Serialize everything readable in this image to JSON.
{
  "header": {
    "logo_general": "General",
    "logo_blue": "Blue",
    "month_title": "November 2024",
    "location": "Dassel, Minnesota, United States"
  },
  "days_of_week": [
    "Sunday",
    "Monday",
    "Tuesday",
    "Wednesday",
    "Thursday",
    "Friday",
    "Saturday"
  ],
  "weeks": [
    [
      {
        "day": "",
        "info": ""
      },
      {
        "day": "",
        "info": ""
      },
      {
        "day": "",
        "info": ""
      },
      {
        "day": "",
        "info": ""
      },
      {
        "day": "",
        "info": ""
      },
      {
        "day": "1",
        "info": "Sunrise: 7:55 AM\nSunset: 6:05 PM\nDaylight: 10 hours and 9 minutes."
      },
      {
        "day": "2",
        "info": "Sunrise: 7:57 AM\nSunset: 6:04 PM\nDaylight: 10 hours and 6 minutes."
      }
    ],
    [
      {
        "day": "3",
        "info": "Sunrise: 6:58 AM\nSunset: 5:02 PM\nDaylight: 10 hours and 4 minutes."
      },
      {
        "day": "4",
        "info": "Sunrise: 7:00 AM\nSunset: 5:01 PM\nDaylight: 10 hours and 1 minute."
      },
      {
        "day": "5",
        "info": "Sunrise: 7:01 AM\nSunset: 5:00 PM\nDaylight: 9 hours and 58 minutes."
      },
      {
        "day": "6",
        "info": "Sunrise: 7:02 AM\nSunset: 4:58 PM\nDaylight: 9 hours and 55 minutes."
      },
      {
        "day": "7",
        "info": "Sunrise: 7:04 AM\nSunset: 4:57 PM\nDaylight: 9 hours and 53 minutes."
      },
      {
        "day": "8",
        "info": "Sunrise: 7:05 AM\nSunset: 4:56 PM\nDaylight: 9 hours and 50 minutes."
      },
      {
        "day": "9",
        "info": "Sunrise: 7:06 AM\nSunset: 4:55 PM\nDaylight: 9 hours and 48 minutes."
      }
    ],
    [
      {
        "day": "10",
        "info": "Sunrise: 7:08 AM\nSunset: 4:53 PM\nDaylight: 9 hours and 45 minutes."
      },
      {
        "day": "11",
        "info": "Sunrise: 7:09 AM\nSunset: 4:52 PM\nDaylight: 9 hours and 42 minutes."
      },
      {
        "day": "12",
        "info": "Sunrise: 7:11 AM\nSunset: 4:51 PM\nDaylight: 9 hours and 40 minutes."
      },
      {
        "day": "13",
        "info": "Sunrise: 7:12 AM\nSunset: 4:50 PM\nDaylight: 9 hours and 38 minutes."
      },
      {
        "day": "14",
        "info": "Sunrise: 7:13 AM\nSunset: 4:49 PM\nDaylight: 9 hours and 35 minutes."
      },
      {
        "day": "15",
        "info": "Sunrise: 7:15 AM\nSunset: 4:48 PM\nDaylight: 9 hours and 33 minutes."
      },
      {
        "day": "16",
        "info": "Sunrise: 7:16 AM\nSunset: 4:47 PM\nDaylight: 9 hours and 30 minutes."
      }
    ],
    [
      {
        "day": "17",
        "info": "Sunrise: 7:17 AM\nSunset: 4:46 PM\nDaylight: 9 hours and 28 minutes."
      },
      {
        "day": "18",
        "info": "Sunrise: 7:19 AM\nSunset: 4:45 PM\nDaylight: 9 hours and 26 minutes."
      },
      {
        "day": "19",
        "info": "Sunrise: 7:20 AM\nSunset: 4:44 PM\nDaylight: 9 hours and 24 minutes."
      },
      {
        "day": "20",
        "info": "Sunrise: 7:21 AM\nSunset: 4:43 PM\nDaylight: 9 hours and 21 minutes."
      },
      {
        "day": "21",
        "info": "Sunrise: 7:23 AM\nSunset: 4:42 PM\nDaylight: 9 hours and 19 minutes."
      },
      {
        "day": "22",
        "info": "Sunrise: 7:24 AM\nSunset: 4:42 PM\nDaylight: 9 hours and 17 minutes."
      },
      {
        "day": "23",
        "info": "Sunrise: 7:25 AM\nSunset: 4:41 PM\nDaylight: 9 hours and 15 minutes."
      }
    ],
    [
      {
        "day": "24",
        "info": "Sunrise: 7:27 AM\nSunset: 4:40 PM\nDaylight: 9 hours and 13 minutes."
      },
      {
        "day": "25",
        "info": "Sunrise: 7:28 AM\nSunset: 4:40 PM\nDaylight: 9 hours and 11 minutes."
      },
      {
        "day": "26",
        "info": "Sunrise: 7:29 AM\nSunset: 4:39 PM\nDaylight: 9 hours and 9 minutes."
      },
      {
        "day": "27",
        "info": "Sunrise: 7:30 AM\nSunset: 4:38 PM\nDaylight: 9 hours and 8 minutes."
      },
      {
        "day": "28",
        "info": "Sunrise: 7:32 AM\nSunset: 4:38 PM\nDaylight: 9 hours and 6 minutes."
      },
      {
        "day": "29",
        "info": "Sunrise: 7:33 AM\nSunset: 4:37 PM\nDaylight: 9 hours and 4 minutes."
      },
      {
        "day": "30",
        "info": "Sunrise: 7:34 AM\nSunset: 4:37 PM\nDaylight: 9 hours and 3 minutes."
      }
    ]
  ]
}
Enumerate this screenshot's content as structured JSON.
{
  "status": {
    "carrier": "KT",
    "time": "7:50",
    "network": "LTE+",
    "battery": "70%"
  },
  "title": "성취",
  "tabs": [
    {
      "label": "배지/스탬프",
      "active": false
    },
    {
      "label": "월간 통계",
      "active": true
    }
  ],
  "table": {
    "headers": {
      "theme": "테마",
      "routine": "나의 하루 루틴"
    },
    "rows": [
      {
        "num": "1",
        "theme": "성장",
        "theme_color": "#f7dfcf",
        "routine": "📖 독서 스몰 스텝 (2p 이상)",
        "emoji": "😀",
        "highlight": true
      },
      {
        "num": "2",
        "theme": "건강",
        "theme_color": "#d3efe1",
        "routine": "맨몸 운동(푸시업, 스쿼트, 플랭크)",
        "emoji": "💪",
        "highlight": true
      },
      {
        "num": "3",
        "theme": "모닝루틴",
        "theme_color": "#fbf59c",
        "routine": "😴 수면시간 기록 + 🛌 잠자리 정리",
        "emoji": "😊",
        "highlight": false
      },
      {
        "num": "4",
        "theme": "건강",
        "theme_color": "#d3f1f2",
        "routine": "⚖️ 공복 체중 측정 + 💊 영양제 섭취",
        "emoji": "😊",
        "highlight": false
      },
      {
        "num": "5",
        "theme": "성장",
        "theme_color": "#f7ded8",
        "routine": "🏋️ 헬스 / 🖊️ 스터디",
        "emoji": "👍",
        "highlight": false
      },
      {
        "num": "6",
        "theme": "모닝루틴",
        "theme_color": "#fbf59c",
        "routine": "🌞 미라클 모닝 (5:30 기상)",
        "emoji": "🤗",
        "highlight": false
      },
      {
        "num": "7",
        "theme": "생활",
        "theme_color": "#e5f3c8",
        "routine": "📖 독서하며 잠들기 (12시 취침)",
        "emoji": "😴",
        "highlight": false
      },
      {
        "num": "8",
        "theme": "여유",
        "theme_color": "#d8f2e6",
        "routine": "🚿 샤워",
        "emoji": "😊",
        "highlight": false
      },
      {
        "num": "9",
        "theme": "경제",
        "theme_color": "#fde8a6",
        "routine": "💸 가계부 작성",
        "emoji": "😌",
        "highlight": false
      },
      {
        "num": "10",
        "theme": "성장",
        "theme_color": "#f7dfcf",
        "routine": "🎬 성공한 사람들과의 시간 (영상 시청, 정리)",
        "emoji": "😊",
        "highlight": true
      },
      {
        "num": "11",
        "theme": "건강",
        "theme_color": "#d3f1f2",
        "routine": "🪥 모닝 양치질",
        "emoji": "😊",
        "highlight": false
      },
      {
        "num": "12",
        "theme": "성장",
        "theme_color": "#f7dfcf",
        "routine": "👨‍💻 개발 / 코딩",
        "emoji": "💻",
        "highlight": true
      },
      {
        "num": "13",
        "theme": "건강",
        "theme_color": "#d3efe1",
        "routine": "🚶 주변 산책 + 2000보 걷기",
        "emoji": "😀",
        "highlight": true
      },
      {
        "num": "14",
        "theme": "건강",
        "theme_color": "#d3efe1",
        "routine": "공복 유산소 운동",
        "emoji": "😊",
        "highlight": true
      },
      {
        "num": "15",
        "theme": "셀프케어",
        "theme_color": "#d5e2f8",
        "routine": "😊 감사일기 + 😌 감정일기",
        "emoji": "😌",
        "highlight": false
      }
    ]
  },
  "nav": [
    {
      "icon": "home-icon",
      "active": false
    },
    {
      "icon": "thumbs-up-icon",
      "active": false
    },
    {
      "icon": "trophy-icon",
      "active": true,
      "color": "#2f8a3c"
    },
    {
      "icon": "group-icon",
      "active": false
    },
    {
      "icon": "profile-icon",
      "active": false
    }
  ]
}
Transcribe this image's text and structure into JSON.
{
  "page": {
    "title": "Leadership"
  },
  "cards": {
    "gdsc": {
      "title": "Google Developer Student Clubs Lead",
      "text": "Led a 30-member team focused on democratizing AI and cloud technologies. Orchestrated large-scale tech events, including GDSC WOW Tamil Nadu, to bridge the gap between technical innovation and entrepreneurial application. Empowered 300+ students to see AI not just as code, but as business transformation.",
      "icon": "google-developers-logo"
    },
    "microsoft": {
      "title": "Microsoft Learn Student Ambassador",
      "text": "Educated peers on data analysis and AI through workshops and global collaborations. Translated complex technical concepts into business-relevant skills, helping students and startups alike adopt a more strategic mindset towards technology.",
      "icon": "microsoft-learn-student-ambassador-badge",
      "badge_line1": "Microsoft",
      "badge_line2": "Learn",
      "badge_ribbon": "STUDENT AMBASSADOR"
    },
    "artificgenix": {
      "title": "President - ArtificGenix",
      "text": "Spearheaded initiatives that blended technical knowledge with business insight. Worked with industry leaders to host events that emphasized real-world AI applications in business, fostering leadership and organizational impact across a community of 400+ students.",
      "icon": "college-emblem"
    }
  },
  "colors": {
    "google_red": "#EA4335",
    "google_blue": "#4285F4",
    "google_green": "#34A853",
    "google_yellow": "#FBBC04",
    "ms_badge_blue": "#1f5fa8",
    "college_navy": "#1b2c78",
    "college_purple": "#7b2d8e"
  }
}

--

## Problem to solve
Find how many lines of the material carry the string "events". Only the number should be in the answer.

## Worked solution
2